_Complete the following_
• A. From the Griffin summary, extract the passage starting at "Soham De, Samuel" and ending at "can easily lose.".
• B. Name every author the Griffin summary lists individually in its citation of the paper.

Griffin (De et al., 2024)

Soham De, Samuel L. Smith, Anushan Fernando, Aleksandar Botev, George Cristian-Muraru, Albert Gu, and collaborators, "Griffin: Mixing Gated Linear Recurrences with Local Attention for Efficient Language Models," 2024, introduces two related language-model families: Hawk, a pure recurrent model built around a Real-Gated Linear Recurrent Unit, and Griffin, a hybrid that alternates recurrent blocks with local attention. The pitch is pragmatic: use recurrence for fixed-state long-context efficiency, but keep sliding-window attention for recent exact details that compressed state can easily lose.

Problem & motivation

Transformers train efficiently and perform well, but autoregressive inference requires a key-value cache. Even with multi-query attention, the cache grows linearly with sequence length. This creates latency and memory pressure for long generations: every new token reads a larger history, and batching becomes harder as the cache fills device memory.

Recurrent language models avoid this cache because the past is summarized in a fixed hidden state. Classical RNNs, however, were hard to train at scale and generally lost to Transformers in modern language modeling. Recent recurrent and state-space models reopened the question by showing that diagonal or structured recurrences can be trained with modern hardware kernels. Griffin's contribution is to combine that fixed-state direction with a small amount of local attention instead of forcing a pure recurrence to solve every local copying problem.

_Data lines_
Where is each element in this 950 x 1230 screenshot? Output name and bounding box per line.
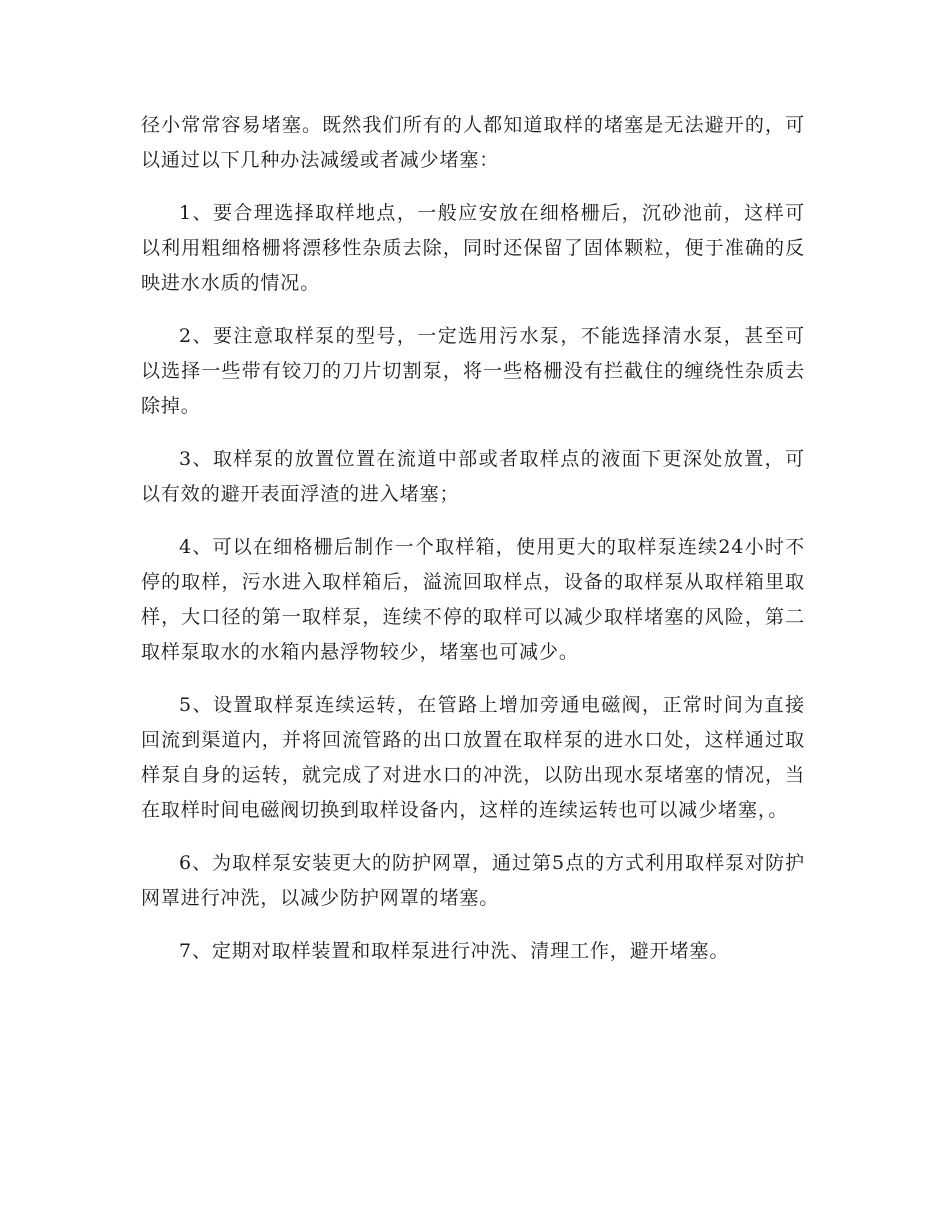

_Task answers_
• A.
Soham De, Samuel L. Smith, Anushan Fernando, Aleksandar Botev, George Cristian-Muraru, Albert Gu, and collaborators, "Griffin: Mixing Gated Linear Recurrences with Local Attention for Efficient Language Models," 2024, introduces two related language-model families: Hawk, a pure recurrent model built around a Real-Gated Linear Recurrent Unit, and Griffin, a hybrid that alternates recurrent blocks with local attention. The pitch is pragmatic: use recurrence for fixed-state long-context efficiency, but keep sliding-window attention for recent exact details that compressed state can easily lose.

• B.
Soham De
Samuel L. Smith
Anushan Fernando
Aleksandar Botev
George Cristian-Muraru
Albert Gu